▶ **THE PROBLEM**: Wherever a line in the data below holds "Result", copy that line.

▶ **SOURCE MATERIAL**:
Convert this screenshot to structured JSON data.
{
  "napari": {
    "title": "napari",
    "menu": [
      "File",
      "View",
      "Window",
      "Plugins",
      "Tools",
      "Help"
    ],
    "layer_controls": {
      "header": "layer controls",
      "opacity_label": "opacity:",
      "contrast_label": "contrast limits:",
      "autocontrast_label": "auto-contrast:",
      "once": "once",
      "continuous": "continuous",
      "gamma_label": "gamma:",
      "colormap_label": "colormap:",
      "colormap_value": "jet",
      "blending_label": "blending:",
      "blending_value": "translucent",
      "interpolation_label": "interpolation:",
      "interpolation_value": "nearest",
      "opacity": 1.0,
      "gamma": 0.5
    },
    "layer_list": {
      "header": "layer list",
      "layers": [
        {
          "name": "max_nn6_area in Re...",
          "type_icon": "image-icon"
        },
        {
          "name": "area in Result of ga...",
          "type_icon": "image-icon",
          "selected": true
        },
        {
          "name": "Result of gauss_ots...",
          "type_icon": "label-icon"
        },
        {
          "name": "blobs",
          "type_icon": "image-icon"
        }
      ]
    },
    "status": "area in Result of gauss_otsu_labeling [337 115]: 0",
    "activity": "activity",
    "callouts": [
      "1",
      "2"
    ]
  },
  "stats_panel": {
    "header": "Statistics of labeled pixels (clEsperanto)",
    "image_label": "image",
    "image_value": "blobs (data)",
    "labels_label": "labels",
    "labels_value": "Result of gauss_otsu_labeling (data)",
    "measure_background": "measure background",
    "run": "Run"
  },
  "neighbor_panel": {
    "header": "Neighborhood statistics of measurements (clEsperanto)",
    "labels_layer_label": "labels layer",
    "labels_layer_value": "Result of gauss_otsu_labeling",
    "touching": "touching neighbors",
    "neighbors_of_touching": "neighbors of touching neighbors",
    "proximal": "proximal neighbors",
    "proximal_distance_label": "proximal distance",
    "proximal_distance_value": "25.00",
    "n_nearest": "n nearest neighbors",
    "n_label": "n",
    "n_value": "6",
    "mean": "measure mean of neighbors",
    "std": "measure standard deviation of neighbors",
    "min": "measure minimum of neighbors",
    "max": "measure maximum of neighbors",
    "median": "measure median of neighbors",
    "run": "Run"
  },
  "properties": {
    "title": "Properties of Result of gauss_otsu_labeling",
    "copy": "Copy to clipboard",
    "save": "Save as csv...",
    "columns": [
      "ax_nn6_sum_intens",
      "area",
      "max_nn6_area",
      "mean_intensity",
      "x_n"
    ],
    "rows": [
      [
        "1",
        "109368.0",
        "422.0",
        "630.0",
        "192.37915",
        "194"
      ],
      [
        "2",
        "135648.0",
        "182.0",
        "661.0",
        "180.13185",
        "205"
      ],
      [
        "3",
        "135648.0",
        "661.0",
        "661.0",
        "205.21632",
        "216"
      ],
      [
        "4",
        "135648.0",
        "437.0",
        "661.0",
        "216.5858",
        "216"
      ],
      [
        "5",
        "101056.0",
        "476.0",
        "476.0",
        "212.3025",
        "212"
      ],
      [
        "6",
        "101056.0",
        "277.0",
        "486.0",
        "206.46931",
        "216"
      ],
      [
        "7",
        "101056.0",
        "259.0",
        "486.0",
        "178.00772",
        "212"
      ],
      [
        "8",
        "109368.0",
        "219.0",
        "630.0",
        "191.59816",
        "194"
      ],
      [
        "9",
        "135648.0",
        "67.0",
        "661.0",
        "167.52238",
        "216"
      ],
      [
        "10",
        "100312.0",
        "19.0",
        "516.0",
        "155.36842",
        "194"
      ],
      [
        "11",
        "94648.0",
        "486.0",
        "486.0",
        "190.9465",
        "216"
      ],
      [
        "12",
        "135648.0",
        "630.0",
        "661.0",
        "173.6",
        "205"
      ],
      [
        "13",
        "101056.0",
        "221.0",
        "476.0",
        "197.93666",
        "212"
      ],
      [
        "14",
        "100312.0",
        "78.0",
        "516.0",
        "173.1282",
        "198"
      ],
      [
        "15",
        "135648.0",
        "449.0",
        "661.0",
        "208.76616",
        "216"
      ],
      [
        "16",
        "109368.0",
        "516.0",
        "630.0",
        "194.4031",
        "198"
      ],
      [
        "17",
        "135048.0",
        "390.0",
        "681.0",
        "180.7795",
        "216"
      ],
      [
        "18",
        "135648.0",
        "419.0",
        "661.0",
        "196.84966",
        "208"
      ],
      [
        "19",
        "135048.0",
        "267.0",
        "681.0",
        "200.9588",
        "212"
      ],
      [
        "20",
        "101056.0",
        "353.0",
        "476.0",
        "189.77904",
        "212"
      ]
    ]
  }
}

▶ **TASK RESPONSE**:
          "name": "area in Result of ga...",
          "name": "Result of gauss_ots...",
    "status": "area in Result of gauss_otsu_labeling [337 115]: 0",
    "labels_value": "Result of gauss_otsu_labeling (data)",
    "labels_layer_value": "Result of gauss_otsu_labeling",
    "title": "Properties of Result of gauss_otsu_labeling",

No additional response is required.